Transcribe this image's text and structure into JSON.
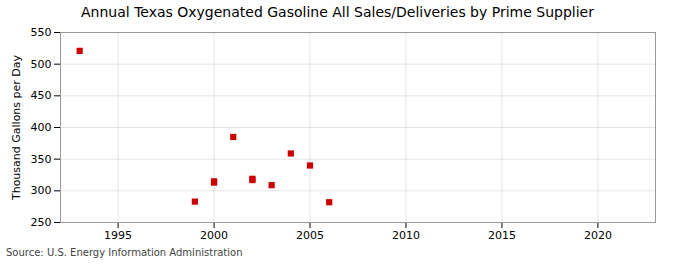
{
  "chart_data": {
    "type": "scatter",
    "title": "Annual Texas Oxygenated Gasoline All Sales/Deliveries by Prime Supplier",
    "ylabel": "Thousand Gallons per Day",
    "source": "Source: U.S. Energy Information Administration",
    "x": [
      1993,
      1999,
      2000,
      2000,
      2001,
      2002,
      2002,
      2003,
      2004,
      2005,
      2006
    ],
    "values": [
      521,
      283,
      313,
      315,
      385,
      317,
      319,
      309,
      359,
      340,
      282
    ],
    "color": "#cc0000",
    "marker": "square",
    "xlim": [
      1992,
      2023
    ],
    "ylim": [
      250,
      550
    ],
    "xticks": [
      1995,
      2000,
      2005,
      2010,
      2015,
      2020
    ],
    "yticks": [
      250,
      300,
      350,
      400,
      450,
      500,
      550
    ],
    "grid": true
  }
}
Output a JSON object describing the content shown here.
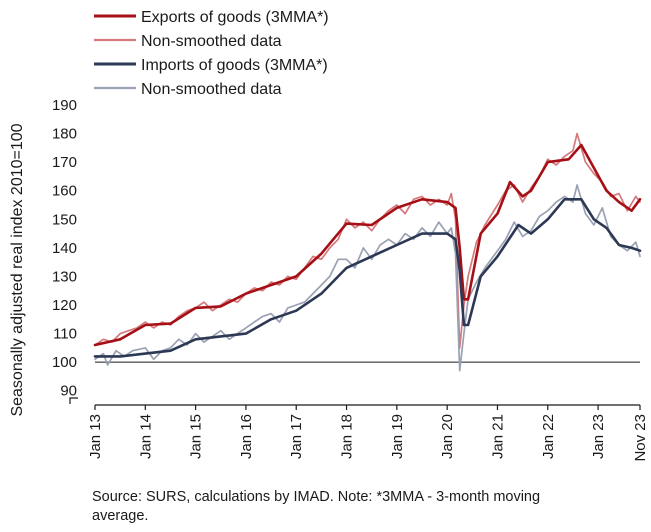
{
  "colors": {
    "exports_smooth": "#a50f15",
    "exports_raw": "#d4797d",
    "imports_smooth": "#2c3854",
    "imports_raw": "#99a1b3",
    "baseline": "#1a1a1a"
  },
  "chart_data": {
    "type": "line",
    "ylabel": "Seasonally adjusted real index 2010=100",
    "xlabel": "",
    "ylim": [
      85,
      190
    ],
    "y_ticks": [
      90,
      100,
      110,
      120,
      130,
      140,
      150,
      160,
      170,
      180,
      190
    ],
    "y_tick_labels": [
      "90",
      "100",
      "110",
      "120",
      "130",
      "140",
      "150",
      "160",
      "170",
      "180",
      "190"
    ],
    "x_tick_labels": [
      "Jan 13",
      "Jan 14",
      "Jan 15",
      "Jan 16",
      "Jan 17",
      "Jan 18",
      "Jan 19",
      "Jan 20",
      "Jan 21",
      "Jan 22",
      "Jan 23",
      "Nov 23"
    ],
    "x_range": [
      "2013-01",
      "2023-11"
    ],
    "reference_line": 100,
    "grid": false,
    "legend_position": "top-left",
    "series": [
      {
        "name": "Exports of goods (3MMA*)",
        "color": "exports_smooth",
        "style": "thick",
        "points": [
          [
            "2013-01",
            106
          ],
          [
            "2013-07",
            108
          ],
          [
            "2014-01",
            113
          ],
          [
            "2014-07",
            113.5
          ],
          [
            "2015-01",
            119
          ],
          [
            "2015-07",
            119.5
          ],
          [
            "2016-01",
            124
          ],
          [
            "2016-07",
            127
          ],
          [
            "2017-01",
            130
          ],
          [
            "2017-07",
            138
          ],
          [
            "2018-01",
            148.5
          ],
          [
            "2018-07",
            148
          ],
          [
            "2019-01",
            154
          ],
          [
            "2019-07",
            157
          ],
          [
            "2020-01",
            156
          ],
          [
            "2020-03",
            154
          ],
          [
            "2020-04",
            140
          ],
          [
            "2020-05",
            122
          ],
          [
            "2020-06",
            122
          ],
          [
            "2020-09",
            145
          ],
          [
            "2021-01",
            152
          ],
          [
            "2021-04",
            163
          ],
          [
            "2021-07",
            158
          ],
          [
            "2021-09",
            160
          ],
          [
            "2022-01",
            170
          ],
          [
            "2022-06",
            171
          ],
          [
            "2022-09",
            176
          ],
          [
            "2022-12",
            168
          ],
          [
            "2023-03",
            160
          ],
          [
            "2023-06",
            156
          ],
          [
            "2023-09",
            153
          ],
          [
            "2023-11",
            157
          ]
        ]
      },
      {
        "name": "Non-smoothed data",
        "color": "exports_raw",
        "style": "thin",
        "points": [
          [
            "2013-01",
            106
          ],
          [
            "2013-03",
            108
          ],
          [
            "2013-05",
            107
          ],
          [
            "2013-07",
            110
          ],
          [
            "2013-09",
            111
          ],
          [
            "2013-11",
            112
          ],
          [
            "2014-01",
            114
          ],
          [
            "2014-03",
            112
          ],
          [
            "2014-05",
            114
          ],
          [
            "2014-07",
            113
          ],
          [
            "2014-09",
            116
          ],
          [
            "2014-11",
            118
          ],
          [
            "2015-01",
            119
          ],
          [
            "2015-03",
            121
          ],
          [
            "2015-05",
            118
          ],
          [
            "2015-07",
            120
          ],
          [
            "2015-09",
            122
          ],
          [
            "2015-11",
            121
          ],
          [
            "2016-01",
            124
          ],
          [
            "2016-03",
            126
          ],
          [
            "2016-05",
            125
          ],
          [
            "2016-07",
            128
          ],
          [
            "2016-09",
            127
          ],
          [
            "2016-11",
            130
          ],
          [
            "2017-01",
            129
          ],
          [
            "2017-03",
            133
          ],
          [
            "2017-05",
            137
          ],
          [
            "2017-07",
            136
          ],
          [
            "2017-09",
            140
          ],
          [
            "2017-11",
            143
          ],
          [
            "2018-01",
            150
          ],
          [
            "2018-03",
            147
          ],
          [
            "2018-05",
            149
          ],
          [
            "2018-07",
            146
          ],
          [
            "2018-09",
            150
          ],
          [
            "2018-11",
            153
          ],
          [
            "2019-01",
            155
          ],
          [
            "2019-03",
            152
          ],
          [
            "2019-05",
            157
          ],
          [
            "2019-07",
            158
          ],
          [
            "2019-09",
            155
          ],
          [
            "2019-11",
            157
          ],
          [
            "2020-01",
            155
          ],
          [
            "2020-02",
            159
          ],
          [
            "2020-03",
            150
          ],
          [
            "2020-04",
            105
          ],
          [
            "2020-05",
            120
          ],
          [
            "2020-06",
            130
          ],
          [
            "2020-08",
            142
          ],
          [
            "2020-10",
            148
          ],
          [
            "2021-01",
            155
          ],
          [
            "2021-03",
            160
          ],
          [
            "2021-05",
            162
          ],
          [
            "2021-07",
            156
          ],
          [
            "2021-09",
            161
          ],
          [
            "2021-11",
            165
          ],
          [
            "2022-01",
            171
          ],
          [
            "2022-03",
            169
          ],
          [
            "2022-05",
            172
          ],
          [
            "2022-07",
            174
          ],
          [
            "2022-08",
            180
          ],
          [
            "2022-10",
            170
          ],
          [
            "2022-12",
            166
          ],
          [
            "2023-02",
            163
          ],
          [
            "2023-04",
            158
          ],
          [
            "2023-06",
            159
          ],
          [
            "2023-08",
            153
          ],
          [
            "2023-10",
            158
          ],
          [
            "2023-11",
            156
          ]
        ]
      },
      {
        "name": "Imports of goods (3MMA*)",
        "color": "imports_smooth",
        "style": "thick",
        "points": [
          [
            "2013-01",
            102
          ],
          [
            "2013-07",
            102
          ],
          [
            "2014-01",
            103
          ],
          [
            "2014-07",
            104
          ],
          [
            "2015-01",
            108
          ],
          [
            "2015-07",
            109
          ],
          [
            "2016-01",
            110
          ],
          [
            "2016-07",
            115
          ],
          [
            "2017-01",
            118
          ],
          [
            "2017-07",
            124
          ],
          [
            "2018-01",
            133
          ],
          [
            "2018-07",
            137
          ],
          [
            "2019-01",
            141
          ],
          [
            "2019-07",
            145
          ],
          [
            "2020-01",
            145
          ],
          [
            "2020-03",
            143
          ],
          [
            "2020-04",
            132
          ],
          [
            "2020-05",
            113
          ],
          [
            "2020-06",
            113
          ],
          [
            "2020-09",
            130
          ],
          [
            "2021-01",
            137
          ],
          [
            "2021-06",
            148
          ],
          [
            "2021-09",
            145
          ],
          [
            "2022-01",
            150
          ],
          [
            "2022-05",
            157
          ],
          [
            "2022-09",
            157
          ],
          [
            "2022-12",
            150
          ],
          [
            "2023-03",
            147
          ],
          [
            "2023-06",
            141
          ],
          [
            "2023-09",
            140
          ],
          [
            "2023-11",
            139
          ]
        ]
      },
      {
        "name": "Non-smoothed data",
        "color": "imports_raw",
        "style": "thin",
        "points": [
          [
            "2013-01",
            101
          ],
          [
            "2013-03",
            103
          ],
          [
            "2013-04",
            99
          ],
          [
            "2013-06",
            104
          ],
          [
            "2013-08",
            102
          ],
          [
            "2013-10",
            104
          ],
          [
            "2014-01",
            105
          ],
          [
            "2014-03",
            101
          ],
          [
            "2014-05",
            104
          ],
          [
            "2014-07",
            105
          ],
          [
            "2014-09",
            108
          ],
          [
            "2014-11",
            106
          ],
          [
            "2015-01",
            110
          ],
          [
            "2015-03",
            107
          ],
          [
            "2015-05",
            109
          ],
          [
            "2015-07",
            111
          ],
          [
            "2015-09",
            108
          ],
          [
            "2015-11",
            110
          ],
          [
            "2016-01",
            112
          ],
          [
            "2016-03",
            114
          ],
          [
            "2016-05",
            116
          ],
          [
            "2016-07",
            117
          ],
          [
            "2016-09",
            114
          ],
          [
            "2016-11",
            119
          ],
          [
            "2017-01",
            120
          ],
          [
            "2017-03",
            121
          ],
          [
            "2017-05",
            124
          ],
          [
            "2017-07",
            127
          ],
          [
            "2017-09",
            130
          ],
          [
            "2017-11",
            136
          ],
          [
            "2018-01",
            136
          ],
          [
            "2018-03",
            133
          ],
          [
            "2018-05",
            140
          ],
          [
            "2018-07",
            136
          ],
          [
            "2018-09",
            141
          ],
          [
            "2018-11",
            143
          ],
          [
            "2019-01",
            141
          ],
          [
            "2019-03",
            145
          ],
          [
            "2019-05",
            143
          ],
          [
            "2019-07",
            147
          ],
          [
            "2019-09",
            144
          ],
          [
            "2019-11",
            149
          ],
          [
            "2020-01",
            145
          ],
          [
            "2020-02",
            147
          ],
          [
            "2020-03",
            138
          ],
          [
            "2020-04",
            97
          ],
          [
            "2020-05",
            110
          ],
          [
            "2020-06",
            122
          ],
          [
            "2020-08",
            128
          ],
          [
            "2020-10",
            133
          ],
          [
            "2021-01",
            139
          ],
          [
            "2021-03",
            143
          ],
          [
            "2021-05",
            149
          ],
          [
            "2021-07",
            144
          ],
          [
            "2021-09",
            146
          ],
          [
            "2021-11",
            151
          ],
          [
            "2022-01",
            153
          ],
          [
            "2022-03",
            156
          ],
          [
            "2022-05",
            158
          ],
          [
            "2022-07",
            156
          ],
          [
            "2022-08",
            162
          ],
          [
            "2022-10",
            152
          ],
          [
            "2022-12",
            148
          ],
          [
            "2023-02",
            154
          ],
          [
            "2023-04",
            144
          ],
          [
            "2023-06",
            141
          ],
          [
            "2023-08",
            139
          ],
          [
            "2023-10",
            142
          ],
          [
            "2023-11",
            137
          ]
        ]
      }
    ]
  },
  "footnote": {
    "line1": "Source: SURS, calculations by IMAD. Note: *3MMA - 3-month moving",
    "line2": "average."
  }
}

-- -- --

Stated task
Go through the listing above and return every line where the word "JSON" occurs.

Reply to the task
Transcribe this image's text and structure into JSON.
Output a JSON object describing the content shown here.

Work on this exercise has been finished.